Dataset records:
--- --- ---
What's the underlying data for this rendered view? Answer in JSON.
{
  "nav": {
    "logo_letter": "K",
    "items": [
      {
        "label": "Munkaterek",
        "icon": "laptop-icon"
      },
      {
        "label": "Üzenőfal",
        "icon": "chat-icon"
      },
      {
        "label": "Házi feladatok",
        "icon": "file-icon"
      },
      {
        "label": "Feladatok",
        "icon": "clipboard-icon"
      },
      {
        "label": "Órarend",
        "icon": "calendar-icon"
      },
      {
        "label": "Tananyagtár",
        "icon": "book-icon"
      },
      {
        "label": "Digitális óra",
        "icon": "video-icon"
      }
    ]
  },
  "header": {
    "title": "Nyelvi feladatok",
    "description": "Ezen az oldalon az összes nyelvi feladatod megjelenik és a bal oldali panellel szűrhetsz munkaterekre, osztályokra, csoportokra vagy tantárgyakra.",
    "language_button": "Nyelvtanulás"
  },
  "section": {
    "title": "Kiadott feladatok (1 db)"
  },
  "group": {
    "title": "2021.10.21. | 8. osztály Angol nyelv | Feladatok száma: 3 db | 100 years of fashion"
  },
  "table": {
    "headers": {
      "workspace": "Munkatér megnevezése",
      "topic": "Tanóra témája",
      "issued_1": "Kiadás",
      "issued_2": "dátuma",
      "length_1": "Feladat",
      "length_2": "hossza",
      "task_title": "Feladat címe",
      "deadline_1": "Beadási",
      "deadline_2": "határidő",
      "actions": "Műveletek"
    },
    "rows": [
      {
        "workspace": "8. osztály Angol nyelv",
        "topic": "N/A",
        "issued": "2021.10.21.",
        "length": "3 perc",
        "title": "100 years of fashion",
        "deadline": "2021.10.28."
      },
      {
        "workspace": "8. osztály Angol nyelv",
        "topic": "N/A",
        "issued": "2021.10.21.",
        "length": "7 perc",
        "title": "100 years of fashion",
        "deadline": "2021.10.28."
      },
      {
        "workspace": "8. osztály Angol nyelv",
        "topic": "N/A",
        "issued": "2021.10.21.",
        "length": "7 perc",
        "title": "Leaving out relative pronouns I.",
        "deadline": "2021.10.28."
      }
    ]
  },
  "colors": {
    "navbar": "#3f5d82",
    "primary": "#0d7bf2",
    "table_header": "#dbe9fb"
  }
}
--- --- ---
TASK: Write out every entry word for word.

COMPLETE RESPONSE:
What's the underlying data for this rendered view? Answer in JSON.
{
  "nav": {
    "logo_letter": "K",
    "items": [
      {
        "label": "Munkaterek",
        "icon": "laptop-icon"
      },
      {
        "label": "Üzenőfal",
        "icon": "chat-icon"
      },
      {
        "label": "Házi feladatok",
        "icon": "file-icon"
      },
      {
        "label": "Feladatok",
        "icon": "clipboard-icon"
      },
      {
        "label": "Órarend",
        "icon": "calendar-icon"
      },
      {
        "label": "Tananyagtár",
        "icon": "book-icon"
      },
      {
        "label": "Digitális óra",
        "icon": "video-icon"
      }
    ]
  },
  "header": {
    "title": "Nyelvi feladatok",
    "description": "Ezen az oldalon az összes nyelvi feladatod megjelenik és a bal oldali panellel szűrhetsz munkaterekre, osztályokra, csoportokra vagy tantárgyakra.",
    "language_button": "Nyelvtanulás"
  },
  "section": {
    "title": "Kiadott feladatok (1 db)"
  },
  "group": {
    "title": "2021.10.21. | 8. osztály Angol nyelv | Feladatok száma: 3 db | 100 years of fashion"
  },
  "table": {
    "headers": {
      "workspace": "Munkatér megnevezése",
      "topic": "Tanóra témája",
      "issued_1": "Kiadás",
      "issued_2": "dátuma",
      "length_1": "Feladat",
      "length_2": "hossza",
      "task_title": "Feladat címe",
      "deadline_1": "Beadási",
      "deadline_2": "határidő",
      "actions": "Műveletek"
    },
    "rows": [
      {
        "workspace": "8. osztály Angol nyelv",
        "topic": "N/A",
        "issued": "2021.10.21.",
        "length": "3 perc",
        "title": "100 years of fashion",
        "deadline": "2021.10.28."
      },
      {
        "workspace": "8. osztály Angol nyelv",
        "topic": "N/A",
        "issued": "2021.10.21.",
        "length": "7 perc",
        "title": "100 years of fashion",
        "deadline": "2021.10.28."
      },
      {
        "workspace": "8. osztály Angol nyelv",
        "topic": "N/A",
        "issued": "2021.10.21.",
        "length": "7 perc",
        "title": "Leaving out relative pronouns I.",
        "deadline": "2021.10.28."
      }
    ]
  },
  "colors": {
    "navbar": "#3f5d82",
    "primary": "#0d7bf2",
    "table_header": "#dbe9fb"
  }
}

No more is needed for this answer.